Element region listings
■ ■ ■ ■ ■

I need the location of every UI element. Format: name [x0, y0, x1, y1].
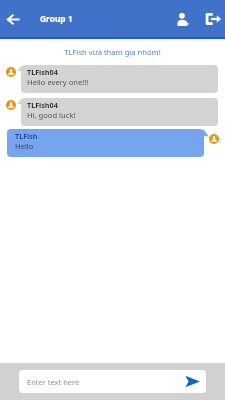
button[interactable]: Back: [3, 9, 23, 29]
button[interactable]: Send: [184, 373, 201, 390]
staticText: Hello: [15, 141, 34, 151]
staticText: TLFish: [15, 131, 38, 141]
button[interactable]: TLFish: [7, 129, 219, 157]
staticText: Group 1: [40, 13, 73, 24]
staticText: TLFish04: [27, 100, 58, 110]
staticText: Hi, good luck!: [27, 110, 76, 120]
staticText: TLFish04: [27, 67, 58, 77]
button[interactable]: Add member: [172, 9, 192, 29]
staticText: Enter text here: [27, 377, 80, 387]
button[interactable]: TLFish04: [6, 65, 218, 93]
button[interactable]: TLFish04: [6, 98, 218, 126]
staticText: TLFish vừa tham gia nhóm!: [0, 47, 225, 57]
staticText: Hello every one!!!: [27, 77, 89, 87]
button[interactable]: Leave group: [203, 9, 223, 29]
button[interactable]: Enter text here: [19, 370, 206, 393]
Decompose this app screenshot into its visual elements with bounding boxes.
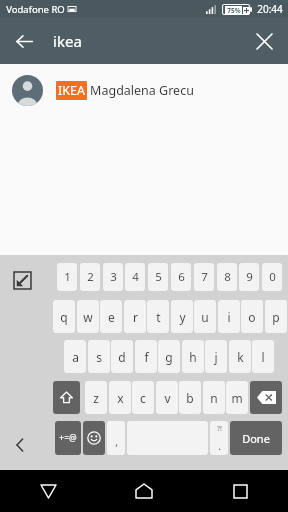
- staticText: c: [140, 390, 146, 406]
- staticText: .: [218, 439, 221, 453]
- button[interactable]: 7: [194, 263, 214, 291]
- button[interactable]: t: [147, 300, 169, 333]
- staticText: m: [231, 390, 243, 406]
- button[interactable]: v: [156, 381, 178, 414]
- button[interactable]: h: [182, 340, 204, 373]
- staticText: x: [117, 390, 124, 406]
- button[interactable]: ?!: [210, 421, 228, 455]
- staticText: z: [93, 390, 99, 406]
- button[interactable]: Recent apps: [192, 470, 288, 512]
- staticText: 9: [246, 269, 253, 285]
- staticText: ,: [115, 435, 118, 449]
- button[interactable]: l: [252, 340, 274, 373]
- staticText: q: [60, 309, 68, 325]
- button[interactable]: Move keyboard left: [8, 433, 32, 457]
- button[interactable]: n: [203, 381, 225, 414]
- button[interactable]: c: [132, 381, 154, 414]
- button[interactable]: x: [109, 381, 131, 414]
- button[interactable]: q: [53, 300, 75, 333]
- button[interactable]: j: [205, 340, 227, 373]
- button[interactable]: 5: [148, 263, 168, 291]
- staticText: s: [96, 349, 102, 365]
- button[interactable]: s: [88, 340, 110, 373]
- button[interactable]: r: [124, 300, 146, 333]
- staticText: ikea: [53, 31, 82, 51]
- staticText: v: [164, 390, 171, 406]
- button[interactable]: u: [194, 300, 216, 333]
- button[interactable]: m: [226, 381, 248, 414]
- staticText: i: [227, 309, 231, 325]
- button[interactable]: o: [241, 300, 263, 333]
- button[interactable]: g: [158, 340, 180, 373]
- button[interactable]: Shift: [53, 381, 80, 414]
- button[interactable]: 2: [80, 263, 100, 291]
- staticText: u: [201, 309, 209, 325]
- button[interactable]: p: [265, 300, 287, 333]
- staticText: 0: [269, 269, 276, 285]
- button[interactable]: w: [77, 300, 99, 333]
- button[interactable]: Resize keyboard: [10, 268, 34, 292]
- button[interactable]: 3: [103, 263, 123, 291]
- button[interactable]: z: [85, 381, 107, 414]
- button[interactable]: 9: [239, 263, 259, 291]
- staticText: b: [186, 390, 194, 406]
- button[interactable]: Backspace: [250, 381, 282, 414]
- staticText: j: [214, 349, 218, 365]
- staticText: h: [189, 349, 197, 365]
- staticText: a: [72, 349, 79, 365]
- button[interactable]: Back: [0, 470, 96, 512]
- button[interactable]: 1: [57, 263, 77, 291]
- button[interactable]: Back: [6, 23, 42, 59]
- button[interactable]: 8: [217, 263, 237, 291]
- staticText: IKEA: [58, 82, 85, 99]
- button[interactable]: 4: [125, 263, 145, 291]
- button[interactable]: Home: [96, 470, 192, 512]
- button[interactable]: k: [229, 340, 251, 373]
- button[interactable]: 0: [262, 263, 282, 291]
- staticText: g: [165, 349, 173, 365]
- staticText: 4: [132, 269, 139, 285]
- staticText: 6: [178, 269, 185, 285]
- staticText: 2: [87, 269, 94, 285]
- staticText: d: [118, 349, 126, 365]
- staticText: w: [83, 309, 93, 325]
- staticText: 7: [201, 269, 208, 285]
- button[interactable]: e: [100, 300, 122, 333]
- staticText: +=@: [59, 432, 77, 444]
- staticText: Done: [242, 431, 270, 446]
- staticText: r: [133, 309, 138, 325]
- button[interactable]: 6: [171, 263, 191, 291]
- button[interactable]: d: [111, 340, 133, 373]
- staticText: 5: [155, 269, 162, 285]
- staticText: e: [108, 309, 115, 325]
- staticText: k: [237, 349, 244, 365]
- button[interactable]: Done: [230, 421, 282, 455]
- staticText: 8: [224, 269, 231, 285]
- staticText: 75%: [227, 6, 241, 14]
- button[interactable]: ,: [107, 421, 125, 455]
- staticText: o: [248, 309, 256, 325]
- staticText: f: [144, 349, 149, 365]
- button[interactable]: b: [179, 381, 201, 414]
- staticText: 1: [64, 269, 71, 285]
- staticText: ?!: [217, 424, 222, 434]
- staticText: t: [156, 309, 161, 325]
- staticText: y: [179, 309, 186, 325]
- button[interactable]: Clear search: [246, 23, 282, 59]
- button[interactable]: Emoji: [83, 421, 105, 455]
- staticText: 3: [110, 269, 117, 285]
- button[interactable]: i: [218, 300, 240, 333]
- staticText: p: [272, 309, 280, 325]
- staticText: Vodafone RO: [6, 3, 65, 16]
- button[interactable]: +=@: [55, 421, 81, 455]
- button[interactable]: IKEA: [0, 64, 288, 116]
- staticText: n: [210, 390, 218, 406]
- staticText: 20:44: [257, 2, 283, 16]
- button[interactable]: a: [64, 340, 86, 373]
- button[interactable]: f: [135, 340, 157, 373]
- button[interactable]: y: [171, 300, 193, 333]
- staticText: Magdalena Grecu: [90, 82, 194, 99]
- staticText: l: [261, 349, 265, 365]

■ ■ ■ ■ ■

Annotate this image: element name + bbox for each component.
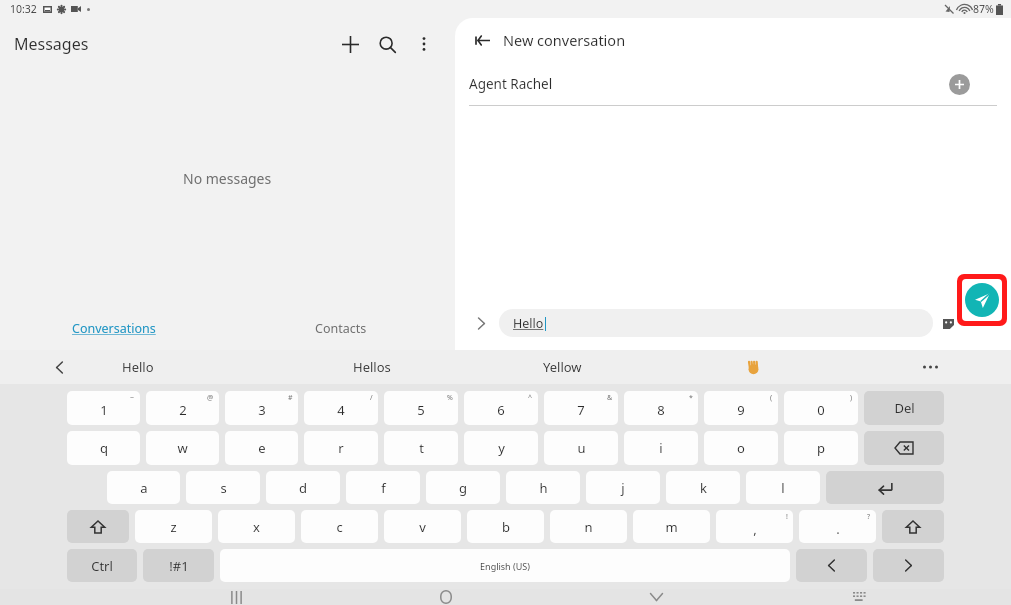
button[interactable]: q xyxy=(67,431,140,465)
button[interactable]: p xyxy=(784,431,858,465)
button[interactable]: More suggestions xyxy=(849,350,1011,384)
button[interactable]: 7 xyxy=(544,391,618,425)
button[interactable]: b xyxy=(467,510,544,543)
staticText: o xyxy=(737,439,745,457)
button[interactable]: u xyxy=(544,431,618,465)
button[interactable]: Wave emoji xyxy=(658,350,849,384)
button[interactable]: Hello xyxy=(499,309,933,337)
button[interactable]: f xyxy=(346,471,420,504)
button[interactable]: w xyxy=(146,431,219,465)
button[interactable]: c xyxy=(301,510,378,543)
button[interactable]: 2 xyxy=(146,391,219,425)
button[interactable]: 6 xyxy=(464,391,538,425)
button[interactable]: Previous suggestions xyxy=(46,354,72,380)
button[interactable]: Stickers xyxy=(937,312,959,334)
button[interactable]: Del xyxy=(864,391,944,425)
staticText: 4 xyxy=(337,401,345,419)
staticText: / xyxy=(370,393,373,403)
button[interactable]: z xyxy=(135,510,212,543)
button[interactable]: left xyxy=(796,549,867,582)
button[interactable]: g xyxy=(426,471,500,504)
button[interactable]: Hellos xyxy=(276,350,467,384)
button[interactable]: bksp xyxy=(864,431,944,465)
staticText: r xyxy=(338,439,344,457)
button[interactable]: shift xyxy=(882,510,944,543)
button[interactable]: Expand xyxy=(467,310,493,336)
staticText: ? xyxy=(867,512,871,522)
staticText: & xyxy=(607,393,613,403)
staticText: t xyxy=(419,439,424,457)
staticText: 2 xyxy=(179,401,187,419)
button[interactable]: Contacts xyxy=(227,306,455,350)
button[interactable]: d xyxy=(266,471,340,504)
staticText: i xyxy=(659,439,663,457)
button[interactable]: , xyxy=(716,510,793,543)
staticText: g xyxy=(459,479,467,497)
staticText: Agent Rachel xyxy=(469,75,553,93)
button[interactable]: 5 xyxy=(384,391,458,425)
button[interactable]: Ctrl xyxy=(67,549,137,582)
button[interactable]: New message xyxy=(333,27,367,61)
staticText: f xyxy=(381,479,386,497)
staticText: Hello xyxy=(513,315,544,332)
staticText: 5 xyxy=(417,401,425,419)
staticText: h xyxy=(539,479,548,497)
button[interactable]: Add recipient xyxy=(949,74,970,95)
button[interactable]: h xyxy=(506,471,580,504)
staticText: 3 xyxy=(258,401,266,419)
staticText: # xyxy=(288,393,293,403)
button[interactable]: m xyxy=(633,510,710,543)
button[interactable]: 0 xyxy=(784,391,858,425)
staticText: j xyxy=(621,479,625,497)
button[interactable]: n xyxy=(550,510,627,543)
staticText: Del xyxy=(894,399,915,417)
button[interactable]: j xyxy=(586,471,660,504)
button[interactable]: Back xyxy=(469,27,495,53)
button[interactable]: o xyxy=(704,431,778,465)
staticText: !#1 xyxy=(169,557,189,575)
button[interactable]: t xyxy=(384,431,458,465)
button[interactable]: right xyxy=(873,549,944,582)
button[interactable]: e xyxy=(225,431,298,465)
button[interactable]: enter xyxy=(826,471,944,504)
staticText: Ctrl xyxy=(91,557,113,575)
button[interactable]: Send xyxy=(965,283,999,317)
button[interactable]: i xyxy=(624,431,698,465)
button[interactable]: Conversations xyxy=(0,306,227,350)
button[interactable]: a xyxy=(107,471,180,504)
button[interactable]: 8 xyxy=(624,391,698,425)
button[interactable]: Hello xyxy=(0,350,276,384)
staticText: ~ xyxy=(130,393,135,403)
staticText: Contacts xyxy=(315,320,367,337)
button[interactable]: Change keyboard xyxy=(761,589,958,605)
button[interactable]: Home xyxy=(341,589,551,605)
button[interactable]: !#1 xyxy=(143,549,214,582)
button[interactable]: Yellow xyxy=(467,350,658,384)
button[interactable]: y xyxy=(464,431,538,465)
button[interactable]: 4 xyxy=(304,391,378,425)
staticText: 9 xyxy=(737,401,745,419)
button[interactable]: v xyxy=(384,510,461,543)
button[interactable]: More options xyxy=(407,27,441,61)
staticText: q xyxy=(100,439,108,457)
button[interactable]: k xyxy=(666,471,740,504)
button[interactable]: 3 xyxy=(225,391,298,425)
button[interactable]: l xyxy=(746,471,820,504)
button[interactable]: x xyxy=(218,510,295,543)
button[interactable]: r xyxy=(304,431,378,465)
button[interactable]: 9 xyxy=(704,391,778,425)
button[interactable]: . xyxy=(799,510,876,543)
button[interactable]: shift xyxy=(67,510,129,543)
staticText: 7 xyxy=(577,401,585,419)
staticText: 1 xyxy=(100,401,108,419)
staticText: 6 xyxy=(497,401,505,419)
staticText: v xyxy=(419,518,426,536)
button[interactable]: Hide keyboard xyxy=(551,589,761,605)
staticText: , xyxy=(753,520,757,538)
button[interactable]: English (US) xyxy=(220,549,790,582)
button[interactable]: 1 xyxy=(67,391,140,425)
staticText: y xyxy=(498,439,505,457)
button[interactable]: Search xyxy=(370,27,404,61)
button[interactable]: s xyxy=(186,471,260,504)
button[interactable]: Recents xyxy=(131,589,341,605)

■ ■ ■ ■ ■

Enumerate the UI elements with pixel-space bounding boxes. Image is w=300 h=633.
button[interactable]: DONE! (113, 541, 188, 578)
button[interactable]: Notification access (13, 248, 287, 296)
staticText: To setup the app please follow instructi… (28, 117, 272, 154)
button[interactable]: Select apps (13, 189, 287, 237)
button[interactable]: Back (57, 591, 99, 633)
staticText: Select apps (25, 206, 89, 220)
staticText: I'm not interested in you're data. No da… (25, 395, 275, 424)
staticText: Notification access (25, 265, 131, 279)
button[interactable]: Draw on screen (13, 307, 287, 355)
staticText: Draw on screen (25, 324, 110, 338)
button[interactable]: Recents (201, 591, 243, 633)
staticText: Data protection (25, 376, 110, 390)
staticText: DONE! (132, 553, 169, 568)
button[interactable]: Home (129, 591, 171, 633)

■ ■ ■ ■ ■

[WRITTEN TASK]
Please copy, without changes, the data lines that begin with the one containing "- staticText: c: [140, 390, 146, 406]" and end with the one containing "- button[interactable]: v: [156, 381, 178, 414]", keeping both of those lines.

[REPLY]
- staticText: c: [140, 390, 146, 406]
- staticText: .: [218, 439, 221, 453]
- button[interactable]: 7: [194, 263, 214, 291]
- button[interactable]: t: [147, 300, 169, 333]
- staticText: m: [231, 390, 243, 406]
- button[interactable]: v: [156, 381, 178, 414]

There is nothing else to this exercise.